● **Exercise objective**
Gather the lines from the material that contain "случаев".

(Extracted records)
- - - - - - -

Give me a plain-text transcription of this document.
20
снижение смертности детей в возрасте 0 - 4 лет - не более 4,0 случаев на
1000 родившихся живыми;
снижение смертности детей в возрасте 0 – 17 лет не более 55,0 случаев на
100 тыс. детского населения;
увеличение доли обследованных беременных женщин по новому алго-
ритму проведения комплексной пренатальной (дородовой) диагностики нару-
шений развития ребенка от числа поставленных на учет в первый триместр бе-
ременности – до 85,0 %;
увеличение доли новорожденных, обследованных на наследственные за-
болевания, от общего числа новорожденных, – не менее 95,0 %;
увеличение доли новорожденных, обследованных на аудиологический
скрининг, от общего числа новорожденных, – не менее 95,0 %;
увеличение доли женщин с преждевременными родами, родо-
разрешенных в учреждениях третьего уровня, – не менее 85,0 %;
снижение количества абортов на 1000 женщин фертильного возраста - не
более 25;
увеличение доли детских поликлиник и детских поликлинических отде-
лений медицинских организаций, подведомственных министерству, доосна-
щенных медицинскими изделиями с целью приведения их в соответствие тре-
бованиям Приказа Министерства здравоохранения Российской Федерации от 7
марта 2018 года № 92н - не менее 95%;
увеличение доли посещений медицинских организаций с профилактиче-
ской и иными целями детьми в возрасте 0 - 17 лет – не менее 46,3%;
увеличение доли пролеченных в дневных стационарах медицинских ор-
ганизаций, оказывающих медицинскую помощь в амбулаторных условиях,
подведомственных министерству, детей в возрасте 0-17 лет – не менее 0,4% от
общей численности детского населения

- - - - - - -

● **The output**
снижение смертности детей в возрасте 0 - 4 лет - не более 4,0 случаев на
снижение смертности детей в возрасте 0 – 17 лет не более 55,0 случаев на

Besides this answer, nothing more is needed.